Maybe you should consider using a 2D Filter instead, with the filter manager you can easily set textures, and filters work by literally drawing a quad with the texture filtered.
Thank you, this sounds like an idea. But I’m too dumb.
I suppose one would render to texture and then use this as input into the Filter.
A bit like here (which doesn’t work anymore in UPBGE 0.3):
But I have no clue how to set the texture even with the provided info. E.g. here the tex in my pseudo code:
You need to use the bind code from the dynamic texture with setTexture, along with the name of the sampler. This code is for setting the filter, you could put it after creating the dynamic texture.
You can modify the texture coordinate and use to sample the texture and create a mask, it’s possible to pass the position and size of the square/rectangle (in pixels) as a vec4 uniform.
When testing, I kept getting a black texture, turns out it when scaling down the texture, it was trying to access the mipmaps, which appear to be enabled but not set. To avoid this, I used .capsize on the source to limit the size to that of the rectangle.

| Data records |
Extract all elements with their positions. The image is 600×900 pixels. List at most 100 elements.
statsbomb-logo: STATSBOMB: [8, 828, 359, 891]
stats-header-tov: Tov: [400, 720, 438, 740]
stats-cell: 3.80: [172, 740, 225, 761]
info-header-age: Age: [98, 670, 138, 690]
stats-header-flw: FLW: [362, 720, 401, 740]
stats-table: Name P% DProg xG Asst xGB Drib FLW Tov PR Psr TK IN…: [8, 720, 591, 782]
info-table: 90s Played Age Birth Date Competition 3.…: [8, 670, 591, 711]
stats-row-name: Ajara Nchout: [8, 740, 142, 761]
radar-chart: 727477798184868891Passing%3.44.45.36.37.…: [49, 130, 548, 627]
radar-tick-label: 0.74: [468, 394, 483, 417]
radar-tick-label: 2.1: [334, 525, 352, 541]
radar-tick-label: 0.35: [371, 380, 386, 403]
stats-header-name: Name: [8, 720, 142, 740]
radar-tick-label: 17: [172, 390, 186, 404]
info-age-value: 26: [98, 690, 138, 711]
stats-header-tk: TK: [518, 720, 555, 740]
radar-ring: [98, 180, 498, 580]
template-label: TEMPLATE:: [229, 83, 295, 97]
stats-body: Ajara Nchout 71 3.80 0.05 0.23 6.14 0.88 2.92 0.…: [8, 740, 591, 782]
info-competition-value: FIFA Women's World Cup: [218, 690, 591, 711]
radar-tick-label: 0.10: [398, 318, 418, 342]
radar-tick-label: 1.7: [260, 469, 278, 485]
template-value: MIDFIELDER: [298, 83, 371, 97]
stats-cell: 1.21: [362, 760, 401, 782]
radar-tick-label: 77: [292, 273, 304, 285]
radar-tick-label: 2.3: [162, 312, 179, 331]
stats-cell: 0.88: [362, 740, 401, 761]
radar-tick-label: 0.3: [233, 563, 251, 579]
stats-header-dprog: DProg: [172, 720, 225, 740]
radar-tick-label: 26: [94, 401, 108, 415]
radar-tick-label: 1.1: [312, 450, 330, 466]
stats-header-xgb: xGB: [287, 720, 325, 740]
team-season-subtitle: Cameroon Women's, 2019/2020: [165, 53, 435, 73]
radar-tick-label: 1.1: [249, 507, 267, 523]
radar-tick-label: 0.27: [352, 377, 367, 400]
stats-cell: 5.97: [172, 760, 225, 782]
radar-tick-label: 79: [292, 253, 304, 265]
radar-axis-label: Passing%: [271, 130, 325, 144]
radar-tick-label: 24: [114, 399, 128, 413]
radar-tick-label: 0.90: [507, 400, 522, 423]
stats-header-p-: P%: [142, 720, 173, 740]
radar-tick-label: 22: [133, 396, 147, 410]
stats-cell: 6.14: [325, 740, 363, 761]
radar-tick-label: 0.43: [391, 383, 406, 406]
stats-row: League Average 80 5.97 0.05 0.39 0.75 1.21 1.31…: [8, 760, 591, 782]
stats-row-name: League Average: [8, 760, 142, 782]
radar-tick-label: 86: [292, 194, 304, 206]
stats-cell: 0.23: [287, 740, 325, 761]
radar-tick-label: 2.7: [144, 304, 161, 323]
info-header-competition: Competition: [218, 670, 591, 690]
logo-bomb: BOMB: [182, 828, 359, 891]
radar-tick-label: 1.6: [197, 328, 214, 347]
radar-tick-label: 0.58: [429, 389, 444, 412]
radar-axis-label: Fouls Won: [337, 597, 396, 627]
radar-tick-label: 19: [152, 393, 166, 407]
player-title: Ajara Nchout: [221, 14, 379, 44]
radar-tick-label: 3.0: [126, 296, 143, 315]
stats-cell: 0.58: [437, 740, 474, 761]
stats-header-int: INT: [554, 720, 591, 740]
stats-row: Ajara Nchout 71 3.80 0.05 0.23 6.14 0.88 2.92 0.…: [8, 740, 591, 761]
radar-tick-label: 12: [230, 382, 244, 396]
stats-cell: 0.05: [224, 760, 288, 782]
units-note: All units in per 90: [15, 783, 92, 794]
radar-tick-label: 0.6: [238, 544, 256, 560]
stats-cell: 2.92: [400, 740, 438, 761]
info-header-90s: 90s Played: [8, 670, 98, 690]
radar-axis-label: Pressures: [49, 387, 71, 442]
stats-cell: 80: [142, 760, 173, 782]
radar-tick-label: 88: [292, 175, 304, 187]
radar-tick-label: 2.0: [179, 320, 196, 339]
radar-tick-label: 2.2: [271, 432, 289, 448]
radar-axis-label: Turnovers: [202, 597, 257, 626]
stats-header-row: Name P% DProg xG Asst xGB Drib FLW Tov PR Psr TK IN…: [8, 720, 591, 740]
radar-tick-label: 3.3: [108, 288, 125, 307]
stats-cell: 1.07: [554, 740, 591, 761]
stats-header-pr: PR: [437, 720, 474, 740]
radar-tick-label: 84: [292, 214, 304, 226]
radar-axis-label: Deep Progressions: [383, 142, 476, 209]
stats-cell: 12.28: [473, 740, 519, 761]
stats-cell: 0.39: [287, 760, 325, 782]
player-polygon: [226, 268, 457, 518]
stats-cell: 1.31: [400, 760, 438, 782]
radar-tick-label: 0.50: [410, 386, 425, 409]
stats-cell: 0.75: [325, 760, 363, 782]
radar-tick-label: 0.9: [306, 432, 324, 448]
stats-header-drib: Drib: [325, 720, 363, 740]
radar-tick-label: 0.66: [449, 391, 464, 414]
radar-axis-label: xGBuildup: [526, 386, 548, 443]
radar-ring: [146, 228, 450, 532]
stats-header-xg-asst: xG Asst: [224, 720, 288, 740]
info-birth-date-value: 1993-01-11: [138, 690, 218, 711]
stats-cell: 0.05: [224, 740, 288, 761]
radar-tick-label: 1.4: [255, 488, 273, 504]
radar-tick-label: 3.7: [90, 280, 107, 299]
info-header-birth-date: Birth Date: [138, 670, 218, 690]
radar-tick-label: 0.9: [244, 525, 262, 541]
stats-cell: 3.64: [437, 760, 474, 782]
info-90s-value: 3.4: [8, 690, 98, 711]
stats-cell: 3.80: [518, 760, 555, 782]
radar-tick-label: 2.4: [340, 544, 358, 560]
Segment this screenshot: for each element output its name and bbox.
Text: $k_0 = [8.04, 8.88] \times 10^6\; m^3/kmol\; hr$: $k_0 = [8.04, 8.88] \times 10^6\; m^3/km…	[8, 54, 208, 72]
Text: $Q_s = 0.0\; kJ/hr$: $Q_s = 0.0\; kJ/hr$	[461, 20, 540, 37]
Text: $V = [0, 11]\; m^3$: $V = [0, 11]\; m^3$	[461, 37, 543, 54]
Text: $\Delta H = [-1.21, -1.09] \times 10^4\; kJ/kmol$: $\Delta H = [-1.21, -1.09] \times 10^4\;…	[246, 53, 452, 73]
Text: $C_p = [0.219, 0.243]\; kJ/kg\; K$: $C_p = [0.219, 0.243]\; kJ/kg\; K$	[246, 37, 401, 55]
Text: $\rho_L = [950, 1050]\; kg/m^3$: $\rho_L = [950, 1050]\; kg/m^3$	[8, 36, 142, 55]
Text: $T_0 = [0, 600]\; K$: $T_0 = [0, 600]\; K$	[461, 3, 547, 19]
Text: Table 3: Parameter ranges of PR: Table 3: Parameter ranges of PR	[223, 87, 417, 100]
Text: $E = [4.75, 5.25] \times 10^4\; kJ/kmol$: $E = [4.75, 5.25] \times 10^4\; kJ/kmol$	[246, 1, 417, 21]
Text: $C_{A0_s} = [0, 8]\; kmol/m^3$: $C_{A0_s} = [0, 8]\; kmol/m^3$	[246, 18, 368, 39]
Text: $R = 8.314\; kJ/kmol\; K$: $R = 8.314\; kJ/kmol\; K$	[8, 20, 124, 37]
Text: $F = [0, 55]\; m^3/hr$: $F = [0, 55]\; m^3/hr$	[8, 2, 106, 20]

| Requirement 1 |
For each statement, answer yes or no according to the 2D filter thread, and quote the words that decide it: (a) the approach linked in the thread still works in UPBGE 0.3; (b) the position and size of the rectangle can be passed to the filter as a vec4 uniform; (c) the black texture seen during testing was fixed by enabling mipmaps.
| Requirement 2 |
Please carry on the 2D filter thread from its final line.
You won't need the material for any of this.

| Answer space 1 |
(a) No: "which doesn’t work anymore in UPBGE 0.3"
(b) Yes: "it’s possible to pass the position and size of the square/rectangle (in pixels) as a vec4 uniform"
(c) No: "I used .capsize on the source to limit the size to that of the rectangle"

| Answer space 2 |
Thank you sooo much!!!
I tried to get my hands on something like this but this is way over my top!
I would have never been able to create such a solution!
Thank you !
(PS: I would mark it as solution but it’s another solution to the asked question.)
This way has 2 benefits:
Much better image qality than using a plane in front of the camera.
The possibility to adjust the impact on the FPS by skipping frames on the Texture.refresh.
I also tried using setViewports on the rendercam which works nicely but I didn’t find a way to skip frames.
Here you can see the much better quality of the upper (filter)-rectangle opposed to the ugly rendering on the plane beneath it (which also washes out depending on the background)
The only advantage of the plane is that it can be cropped to a square easily
Sadly though, Apple Silicon computers cannot use GLSL-based shaders that are rendered onto an object. Due to a bug or lack of a proper shading pipeline for GLSL object-based rendering, it will just output an unsupported message, and show nothing but a blank texture. I do know that the upcoming Metal support will likely solve this problem. Postprocessing shaders (2D Filters) do not have this problem as they are drawn using the GPU and also through something else, and are able to bypass this through a different way, possibly through the screen.